### EXERCISE DATA
--- START ---

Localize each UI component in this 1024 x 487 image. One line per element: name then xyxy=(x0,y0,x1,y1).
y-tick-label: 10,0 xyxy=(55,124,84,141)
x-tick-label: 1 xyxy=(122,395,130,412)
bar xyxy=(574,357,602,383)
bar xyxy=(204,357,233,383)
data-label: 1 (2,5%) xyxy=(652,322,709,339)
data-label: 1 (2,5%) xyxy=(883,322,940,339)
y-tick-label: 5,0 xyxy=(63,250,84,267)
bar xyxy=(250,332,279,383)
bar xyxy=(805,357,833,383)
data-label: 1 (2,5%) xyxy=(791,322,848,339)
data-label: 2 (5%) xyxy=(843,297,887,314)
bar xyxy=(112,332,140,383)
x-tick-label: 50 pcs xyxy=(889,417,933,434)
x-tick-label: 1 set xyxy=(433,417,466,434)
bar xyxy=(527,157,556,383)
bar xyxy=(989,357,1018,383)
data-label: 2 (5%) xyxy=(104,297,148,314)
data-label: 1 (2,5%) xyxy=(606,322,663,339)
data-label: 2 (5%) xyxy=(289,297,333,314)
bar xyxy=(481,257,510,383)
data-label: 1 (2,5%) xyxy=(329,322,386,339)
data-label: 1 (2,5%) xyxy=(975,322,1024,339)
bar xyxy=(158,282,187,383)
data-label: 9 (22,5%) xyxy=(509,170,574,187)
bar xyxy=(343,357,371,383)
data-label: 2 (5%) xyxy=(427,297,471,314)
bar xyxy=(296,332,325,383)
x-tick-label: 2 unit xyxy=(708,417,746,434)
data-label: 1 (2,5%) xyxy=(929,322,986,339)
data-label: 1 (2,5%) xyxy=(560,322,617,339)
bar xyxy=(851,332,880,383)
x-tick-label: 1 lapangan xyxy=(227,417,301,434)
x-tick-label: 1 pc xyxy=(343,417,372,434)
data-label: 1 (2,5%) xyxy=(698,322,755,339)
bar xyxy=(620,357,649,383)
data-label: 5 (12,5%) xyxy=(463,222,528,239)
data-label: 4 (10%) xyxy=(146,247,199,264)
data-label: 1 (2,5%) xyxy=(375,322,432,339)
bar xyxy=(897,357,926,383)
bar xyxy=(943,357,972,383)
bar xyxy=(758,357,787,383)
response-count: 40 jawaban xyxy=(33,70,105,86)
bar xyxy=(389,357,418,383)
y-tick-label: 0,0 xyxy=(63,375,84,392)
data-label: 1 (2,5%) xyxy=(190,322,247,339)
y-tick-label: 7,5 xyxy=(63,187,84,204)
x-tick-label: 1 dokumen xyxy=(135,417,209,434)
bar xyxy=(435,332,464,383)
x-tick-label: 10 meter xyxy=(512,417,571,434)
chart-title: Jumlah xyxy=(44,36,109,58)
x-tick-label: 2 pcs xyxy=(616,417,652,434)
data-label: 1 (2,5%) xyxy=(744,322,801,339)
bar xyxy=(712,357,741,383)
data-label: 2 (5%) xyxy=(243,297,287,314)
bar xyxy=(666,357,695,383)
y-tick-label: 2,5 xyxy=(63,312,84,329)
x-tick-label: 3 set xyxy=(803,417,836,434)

--- END ---

### TASK STATEMENT
Copy every line of the entries above word for word, in the same order.

### FINISHED EXERCISE
Localize each UI component in this 1024 x 487 image. One line per element: name then xyxy=(x0,y0,x1,y1).
y-tick-label: 10,0 xyxy=(55,124,84,141)
x-tick-label: 1 xyxy=(122,395,130,412)
bar xyxy=(574,357,602,383)
bar xyxy=(204,357,233,383)
data-label: 1 (2,5%) xyxy=(652,322,709,339)
data-label: 1 (2,5%) xyxy=(883,322,940,339)
y-tick-label: 5,0 xyxy=(63,250,84,267)
bar xyxy=(250,332,279,383)
bar xyxy=(805,357,833,383)
data-label: 1 (2,5%) xyxy=(791,322,848,339)
data-label: 2 (5%) xyxy=(843,297,887,314)
bar xyxy=(112,332,140,383)
x-tick-label: 50 pcs xyxy=(889,417,933,434)
x-tick-label: 1 set xyxy=(433,417,466,434)
bar xyxy=(527,157,556,383)
bar xyxy=(989,357,1018,383)
data-label: 2 (5%) xyxy=(104,297,148,314)
data-label: 1 (2,5%) xyxy=(606,322,663,339)
data-label: 2 (5%) xyxy=(289,297,333,314)
bar xyxy=(481,257,510,383)
data-label: 1 (2,5%) xyxy=(329,322,386,339)
data-label: 1 (2,5%) xyxy=(975,322,1024,339)
bar xyxy=(158,282,187,383)
data-label: 9 (22,5%) xyxy=(509,170,574,187)
bar xyxy=(343,357,371,383)
data-label: 2 (5%) xyxy=(427,297,471,314)
bar xyxy=(296,332,325,383)
x-tick-label: 2 unit xyxy=(708,417,746,434)
data-label: 1 (2,5%) xyxy=(929,322,986,339)
data-label: 1 (2,5%) xyxy=(560,322,617,339)
bar xyxy=(851,332,880,383)
x-tick-label: 1 lapangan xyxy=(227,417,301,434)
x-tick-label: 1 pc xyxy=(343,417,372,434)
data-label: 1 (2,5%) xyxy=(698,322,755,339)
bar xyxy=(620,357,649,383)
data-label: 5 (12,5%) xyxy=(463,222,528,239)
data-label: 4 (10%) xyxy=(146,247,199,264)
data-label: 1 (2,5%) xyxy=(375,322,432,339)
bar xyxy=(897,357,926,383)
bar xyxy=(943,357,972,383)
bar xyxy=(758,357,787,383)
response-count: 40 jawaban xyxy=(33,70,105,86)
bar xyxy=(389,357,418,383)
y-tick-label: 0,0 xyxy=(63,375,84,392)
data-label: 1 (2,5%) xyxy=(190,322,247,339)
y-tick-label: 7,5 xyxy=(63,187,84,204)
x-tick-label: 1 dokumen xyxy=(135,417,209,434)
bar xyxy=(435,332,464,383)
x-tick-label: 10 meter xyxy=(512,417,571,434)
chart-title: Jumlah xyxy=(44,36,109,58)
x-tick-label: 2 pcs xyxy=(616,417,652,434)
data-label: 1 (2,5%) xyxy=(744,322,801,339)
bar xyxy=(712,357,741,383)
data-label: 2 (5%) xyxy=(243,297,287,314)
bar xyxy=(666,357,695,383)
y-tick-label: 2,5 xyxy=(63,312,84,329)
x-tick-label: 3 set xyxy=(803,417,836,434)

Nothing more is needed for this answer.